Exercise goal: Using the data below, tally the lines that include the string "приостановления". Only the number is wanted.

Stored records:
........
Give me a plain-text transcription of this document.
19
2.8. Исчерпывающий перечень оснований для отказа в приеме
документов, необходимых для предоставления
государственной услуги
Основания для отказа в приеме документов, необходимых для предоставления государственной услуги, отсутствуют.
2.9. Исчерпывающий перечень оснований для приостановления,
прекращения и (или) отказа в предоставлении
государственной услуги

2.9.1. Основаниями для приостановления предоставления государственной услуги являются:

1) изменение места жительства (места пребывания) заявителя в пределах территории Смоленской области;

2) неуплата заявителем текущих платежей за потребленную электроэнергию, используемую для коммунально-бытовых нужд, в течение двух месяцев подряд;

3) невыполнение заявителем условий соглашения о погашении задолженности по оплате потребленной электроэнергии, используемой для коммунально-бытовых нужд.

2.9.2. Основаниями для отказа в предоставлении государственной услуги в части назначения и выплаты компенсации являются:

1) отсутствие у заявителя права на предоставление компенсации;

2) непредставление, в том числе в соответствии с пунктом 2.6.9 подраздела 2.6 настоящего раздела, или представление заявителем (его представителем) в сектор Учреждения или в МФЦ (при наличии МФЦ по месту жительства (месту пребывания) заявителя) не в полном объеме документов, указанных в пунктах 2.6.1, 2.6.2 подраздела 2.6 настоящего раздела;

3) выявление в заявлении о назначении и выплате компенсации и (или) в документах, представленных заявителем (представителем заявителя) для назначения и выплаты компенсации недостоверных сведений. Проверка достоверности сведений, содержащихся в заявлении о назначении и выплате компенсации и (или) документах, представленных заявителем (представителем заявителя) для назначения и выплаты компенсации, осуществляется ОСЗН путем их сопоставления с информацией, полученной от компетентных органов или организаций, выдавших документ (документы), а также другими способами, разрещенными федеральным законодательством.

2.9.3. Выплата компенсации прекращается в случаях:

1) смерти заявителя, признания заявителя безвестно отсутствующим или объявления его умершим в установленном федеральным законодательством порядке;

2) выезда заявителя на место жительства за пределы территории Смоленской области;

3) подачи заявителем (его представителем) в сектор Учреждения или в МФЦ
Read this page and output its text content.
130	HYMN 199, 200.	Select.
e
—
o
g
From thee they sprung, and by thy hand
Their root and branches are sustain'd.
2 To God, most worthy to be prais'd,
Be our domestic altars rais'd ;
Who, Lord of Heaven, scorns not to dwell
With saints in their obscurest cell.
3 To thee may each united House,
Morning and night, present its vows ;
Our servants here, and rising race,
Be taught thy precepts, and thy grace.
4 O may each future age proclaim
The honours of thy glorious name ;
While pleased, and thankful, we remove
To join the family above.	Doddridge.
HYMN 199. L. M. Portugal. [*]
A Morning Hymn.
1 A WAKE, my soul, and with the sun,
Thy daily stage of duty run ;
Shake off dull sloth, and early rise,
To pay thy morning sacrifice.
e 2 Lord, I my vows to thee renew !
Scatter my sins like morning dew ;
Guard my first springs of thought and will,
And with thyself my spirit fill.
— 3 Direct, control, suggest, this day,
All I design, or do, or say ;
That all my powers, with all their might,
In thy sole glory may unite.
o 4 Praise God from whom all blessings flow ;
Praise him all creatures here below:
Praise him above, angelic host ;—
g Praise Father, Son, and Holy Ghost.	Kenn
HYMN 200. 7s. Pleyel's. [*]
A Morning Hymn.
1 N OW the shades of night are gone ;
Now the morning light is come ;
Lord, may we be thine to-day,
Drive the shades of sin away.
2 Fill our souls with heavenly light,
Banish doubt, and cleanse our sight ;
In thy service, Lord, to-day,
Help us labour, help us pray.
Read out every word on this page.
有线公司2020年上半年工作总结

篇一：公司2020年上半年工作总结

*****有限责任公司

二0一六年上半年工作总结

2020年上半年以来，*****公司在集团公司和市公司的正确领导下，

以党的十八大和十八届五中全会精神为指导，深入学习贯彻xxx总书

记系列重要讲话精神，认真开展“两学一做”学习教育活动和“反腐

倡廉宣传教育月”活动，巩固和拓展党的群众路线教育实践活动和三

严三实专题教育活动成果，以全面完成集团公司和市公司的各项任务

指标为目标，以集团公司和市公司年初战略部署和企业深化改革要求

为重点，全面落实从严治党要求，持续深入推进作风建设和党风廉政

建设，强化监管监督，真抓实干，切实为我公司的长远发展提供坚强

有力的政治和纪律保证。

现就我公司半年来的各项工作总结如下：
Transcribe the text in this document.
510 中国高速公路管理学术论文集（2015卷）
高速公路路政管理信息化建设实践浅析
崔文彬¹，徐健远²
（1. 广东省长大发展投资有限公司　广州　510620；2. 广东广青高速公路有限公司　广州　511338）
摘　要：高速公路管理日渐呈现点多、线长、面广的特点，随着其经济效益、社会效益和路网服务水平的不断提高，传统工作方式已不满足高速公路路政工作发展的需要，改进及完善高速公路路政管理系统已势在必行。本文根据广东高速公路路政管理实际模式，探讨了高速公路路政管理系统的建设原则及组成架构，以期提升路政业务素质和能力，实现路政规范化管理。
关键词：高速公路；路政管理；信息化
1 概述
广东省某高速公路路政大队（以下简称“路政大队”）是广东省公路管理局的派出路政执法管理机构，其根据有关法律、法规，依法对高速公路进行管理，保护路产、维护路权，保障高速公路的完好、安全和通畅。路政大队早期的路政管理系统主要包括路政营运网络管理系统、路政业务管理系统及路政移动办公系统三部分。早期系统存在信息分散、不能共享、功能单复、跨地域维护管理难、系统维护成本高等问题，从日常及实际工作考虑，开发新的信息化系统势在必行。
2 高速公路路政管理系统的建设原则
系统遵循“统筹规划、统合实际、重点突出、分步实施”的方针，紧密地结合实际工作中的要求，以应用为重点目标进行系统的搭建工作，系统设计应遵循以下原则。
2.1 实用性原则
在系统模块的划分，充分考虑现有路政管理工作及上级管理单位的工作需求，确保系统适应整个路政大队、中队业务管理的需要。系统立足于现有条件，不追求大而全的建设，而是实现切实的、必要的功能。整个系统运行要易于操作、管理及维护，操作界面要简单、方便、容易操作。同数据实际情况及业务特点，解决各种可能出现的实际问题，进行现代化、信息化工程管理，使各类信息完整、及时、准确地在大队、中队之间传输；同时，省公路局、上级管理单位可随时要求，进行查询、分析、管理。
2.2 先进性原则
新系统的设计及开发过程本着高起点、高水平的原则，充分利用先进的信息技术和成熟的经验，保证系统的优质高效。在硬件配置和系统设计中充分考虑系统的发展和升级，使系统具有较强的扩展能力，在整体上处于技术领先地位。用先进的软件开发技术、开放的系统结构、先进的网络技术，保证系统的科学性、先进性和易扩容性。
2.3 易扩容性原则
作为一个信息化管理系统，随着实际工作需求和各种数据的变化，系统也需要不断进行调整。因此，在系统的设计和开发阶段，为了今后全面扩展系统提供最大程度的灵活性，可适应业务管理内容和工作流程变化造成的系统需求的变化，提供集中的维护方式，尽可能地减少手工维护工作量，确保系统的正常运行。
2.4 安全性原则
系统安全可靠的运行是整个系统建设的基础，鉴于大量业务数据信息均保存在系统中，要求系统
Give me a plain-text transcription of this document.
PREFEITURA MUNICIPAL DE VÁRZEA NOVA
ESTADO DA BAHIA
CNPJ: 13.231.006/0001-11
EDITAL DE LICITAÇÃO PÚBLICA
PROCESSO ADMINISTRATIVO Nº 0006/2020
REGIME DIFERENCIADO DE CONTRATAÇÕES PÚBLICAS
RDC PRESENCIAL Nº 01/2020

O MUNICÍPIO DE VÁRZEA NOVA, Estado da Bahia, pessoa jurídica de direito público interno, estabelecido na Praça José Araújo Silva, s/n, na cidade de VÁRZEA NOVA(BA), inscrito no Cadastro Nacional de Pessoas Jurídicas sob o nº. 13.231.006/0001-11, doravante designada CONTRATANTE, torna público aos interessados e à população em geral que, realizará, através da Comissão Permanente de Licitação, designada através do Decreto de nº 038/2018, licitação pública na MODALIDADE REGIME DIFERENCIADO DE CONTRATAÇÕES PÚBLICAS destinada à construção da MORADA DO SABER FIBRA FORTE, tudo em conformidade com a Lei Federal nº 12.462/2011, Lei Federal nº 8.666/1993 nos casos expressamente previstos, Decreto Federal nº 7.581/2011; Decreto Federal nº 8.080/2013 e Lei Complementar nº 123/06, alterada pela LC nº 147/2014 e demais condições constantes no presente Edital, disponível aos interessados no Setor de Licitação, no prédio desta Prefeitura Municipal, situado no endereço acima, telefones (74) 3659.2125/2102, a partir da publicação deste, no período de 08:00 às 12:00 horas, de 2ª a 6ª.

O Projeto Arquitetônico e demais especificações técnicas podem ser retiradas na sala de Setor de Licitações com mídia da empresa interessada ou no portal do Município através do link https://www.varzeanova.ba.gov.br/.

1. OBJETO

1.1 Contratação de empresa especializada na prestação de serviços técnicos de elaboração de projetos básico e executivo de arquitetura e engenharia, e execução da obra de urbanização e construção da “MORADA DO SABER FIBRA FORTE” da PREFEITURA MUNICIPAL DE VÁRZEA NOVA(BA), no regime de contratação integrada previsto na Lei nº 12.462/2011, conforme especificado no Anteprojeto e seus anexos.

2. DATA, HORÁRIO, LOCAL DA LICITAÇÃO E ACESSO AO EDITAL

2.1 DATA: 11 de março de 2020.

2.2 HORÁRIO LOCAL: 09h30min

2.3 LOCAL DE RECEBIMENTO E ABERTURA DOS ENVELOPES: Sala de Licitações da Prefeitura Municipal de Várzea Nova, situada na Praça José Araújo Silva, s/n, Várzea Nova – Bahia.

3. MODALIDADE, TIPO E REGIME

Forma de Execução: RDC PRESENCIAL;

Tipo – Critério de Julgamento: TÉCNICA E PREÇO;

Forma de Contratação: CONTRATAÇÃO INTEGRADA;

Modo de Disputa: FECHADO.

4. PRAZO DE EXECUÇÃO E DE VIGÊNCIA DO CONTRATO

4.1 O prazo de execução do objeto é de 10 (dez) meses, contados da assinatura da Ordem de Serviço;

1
........
Answer: 2